_SHORT EXERCISE_: Copy every line of the following data that includes the string "text".

[start DATA EXTRACT]

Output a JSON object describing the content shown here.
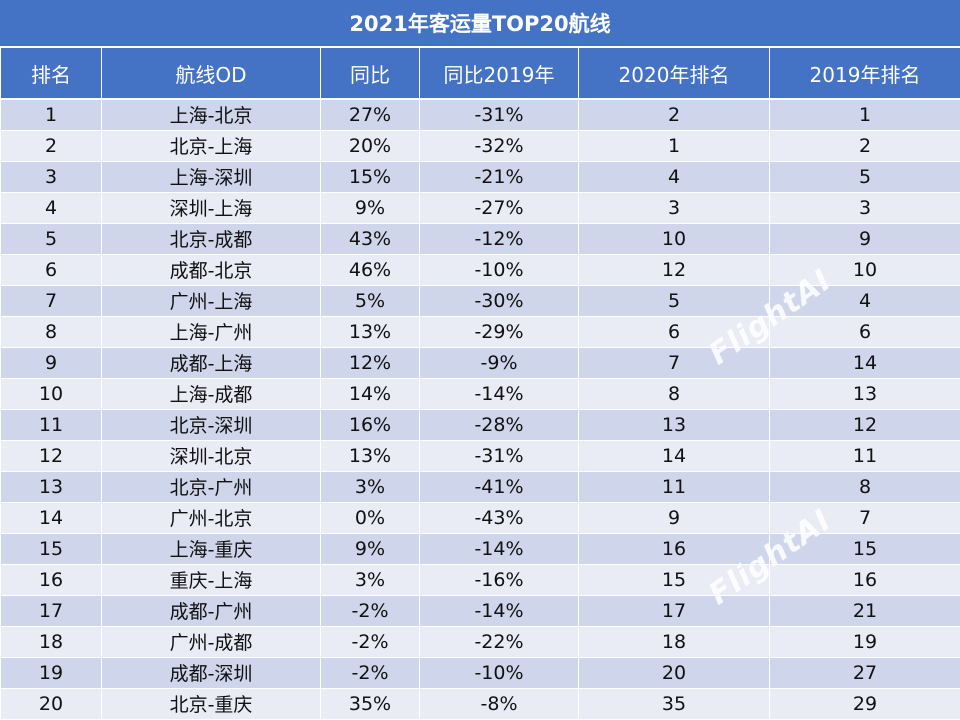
{
  "title": "2021年客运量TOP20航线",
  "columns": [
    "排名",
    "航线OD",
    "同比",
    "同比2019年",
    "2020年排名",
    "2019年排名"
  ],
  "rows": [
    [
      "1",
      "上海-北京",
      "27%",
      "-31%",
      "2",
      "1"
    ],
    [
      "2",
      "北京-上海",
      "20%",
      "-32%",
      "1",
      "2"
    ],
    [
      "3",
      "上海-深圳",
      "15%",
      "-21%",
      "4",
      "5"
    ],
    [
      "4",
      "深圳-上海",
      "9%",
      "-27%",
      "3",
      "3"
    ],
    [
      "5",
      "北京-成都",
      "43%",
      "-12%",
      "10",
      "9"
    ],
    [
      "6",
      "成都-北京",
      "46%",
      "-10%",
      "12",
      "10"
    ],
    [
      "7",
      "广州-上海",
      "5%",
      "-30%",
      "5",
      "4"
    ],
    [
      "8",
      "上海-广州",
      "13%",
      "-29%",
      "6",
      "6"
    ],
    [
      "9",
      "成都-上海",
      "12%",
      "-9%",
      "7",
      "14"
    ],
    [
      "10",
      "上海-成都",
      "14%",
      "-14%",
      "8",
      "13"
    ],
    [
      "11",
      "北京-深圳",
      "16%",
      "-28%",
      "13",
      "12"
    ],
    [
      "12",
      "深圳-北京",
      "13%",
      "-31%",
      "14",
      "11"
    ],
    [
      "13",
      "北京-广州",
      "3%",
      "-41%",
      "11",
      "8"
    ],
    [
      "14",
      "广州-北京",
      "0%",
      "-43%",
      "9",
      "7"
    ],
    [
      "15",
      "上海-重庆",
      "9%",
      "-14%",
      "16",
      "15"
    ],
    [
      "16",
      "重庆-上海",
      "3%",
      "-16%",
      "15",
      "16"
    ],
    [
      "17",
      "成都-广州",
      "-2%",
      "-14%",
      "17",
      "21"
    ],
    [
      "18",
      "广州-成都",
      "-2%",
      "-22%",
      "18",
      "19"
    ],
    [
      "19",
      "成都-深圳",
      "-2%",
      "-10%",
      "20",
      "27"
    ],
    [
      "20",
      "北京-重庆",
      "35%",
      "-8%",
      "35",
      "29"
    ]
  ],
  "watermark": "FlightAI",
  "colors": {
    "header": "#4472c4",
    "row_odd": "#cfd5ea",
    "row_even": "#e9ebf5"
  }
}
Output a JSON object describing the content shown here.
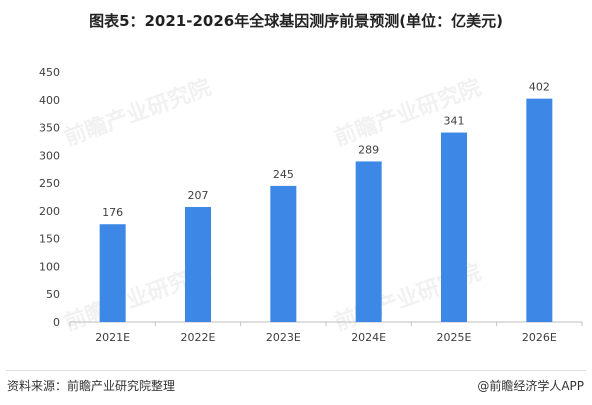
{
  "title": "图表5：2021-2026年全球基因测序前景预测(单位：亿美元)",
  "footer": {
    "source": "资料来源：前瞻产业研究院整理",
    "credit": "@前瞻经济学人APP"
  },
  "watermark": "前瞻产业研究院",
  "colors": {
    "bar": "#3D87E6",
    "axis": "#bfbfbf",
    "text": "#404040"
  },
  "chart_data": {
    "type": "bar",
    "title": "图表5：2021-2026年全球基因测序前景预测(单位：亿美元)",
    "categories": [
      "2021E",
      "2022E",
      "2023E",
      "2024E",
      "2025E",
      "2026E"
    ],
    "values": [
      176,
      207,
      245,
      289,
      341,
      402
    ],
    "yticks": [
      0,
      50,
      100,
      150,
      200,
      250,
      300,
      350,
      400,
      450
    ],
    "ylim": [
      0,
      450
    ],
    "grid": false,
    "legend": "none"
  }
}
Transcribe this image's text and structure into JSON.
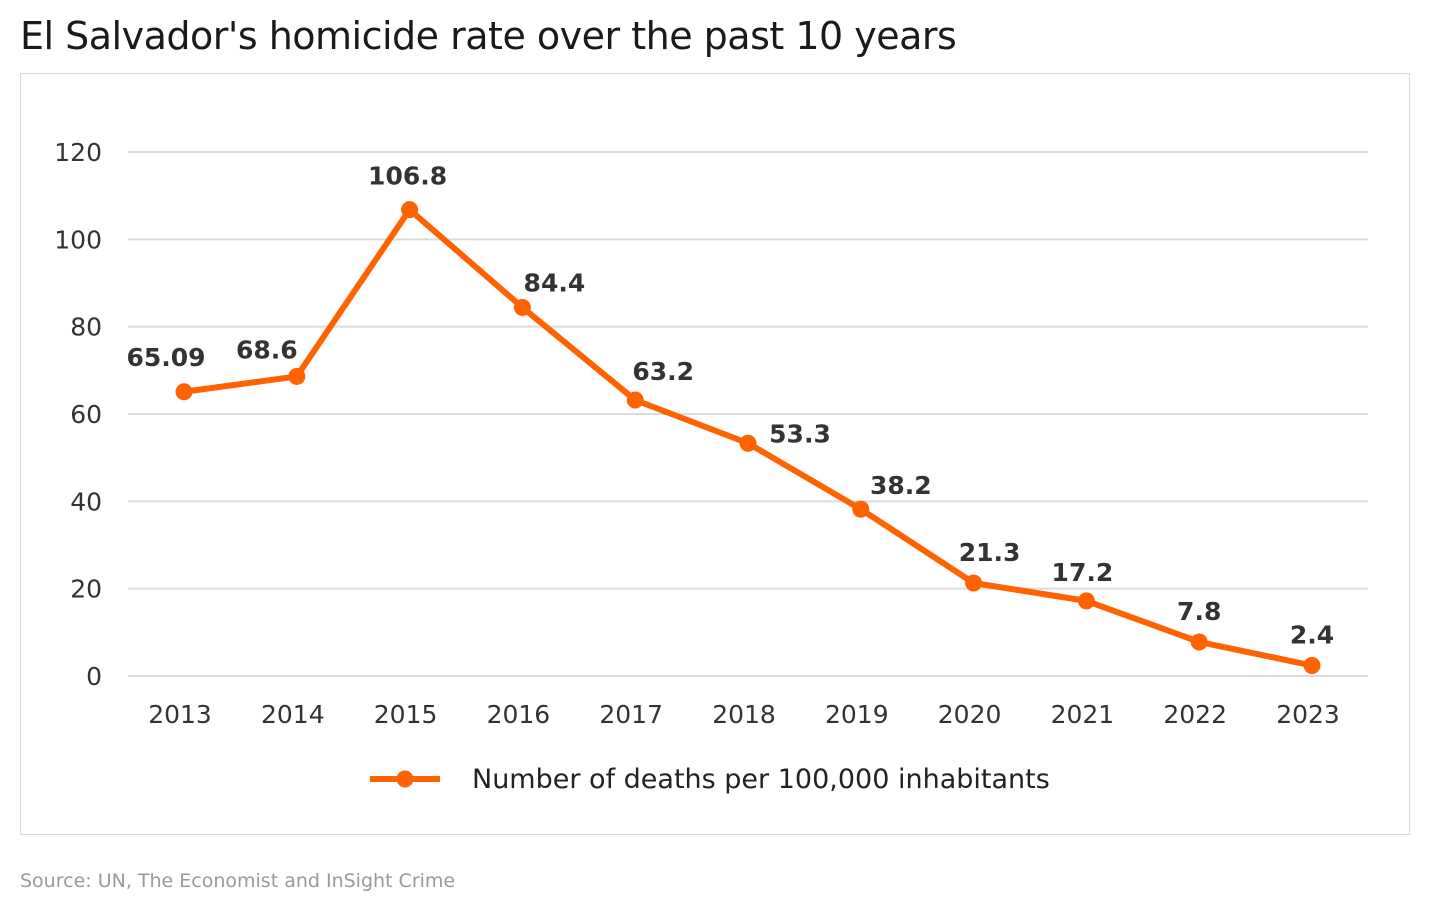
{
  "title": "El Salvador's homicide rate over the past 10 years",
  "source": "Source: UN, The Economist and InSight Crime",
  "chart_data": {
    "type": "line",
    "title": "El Salvador's homicide rate over the past 10 years",
    "xlabel": "",
    "ylabel": "",
    "ylim": [
      0,
      120
    ],
    "yticks": [
      0,
      20,
      40,
      60,
      80,
      100,
      120
    ],
    "grid": true,
    "legend_position": "bottom",
    "categories": [
      "2013",
      "2014",
      "2015",
      "2016",
      "2017",
      "2018",
      "2019",
      "2020",
      "2021",
      "2022",
      "2023"
    ],
    "series": [
      {
        "name": "Number of deaths per 100,000 inhabitants",
        "color": "#FF6200",
        "values": [
          65.09,
          68.6,
          106.8,
          84.4,
          63.2,
          53.3,
          38.2,
          21.3,
          17.2,
          7.8,
          2.4
        ],
        "labels": [
          "65.09",
          "68.6",
          "106.8",
          "84.4",
          "63.2",
          "53.3",
          "38.2",
          "21.3",
          "17.2",
          "7.8",
          "2.4"
        ]
      }
    ]
  }
}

[end DATA EXTRACT]

_SOLUTION FOR THIS TASK_:
    "text": "#404040"
Transcribe this image's text and structure into JSON.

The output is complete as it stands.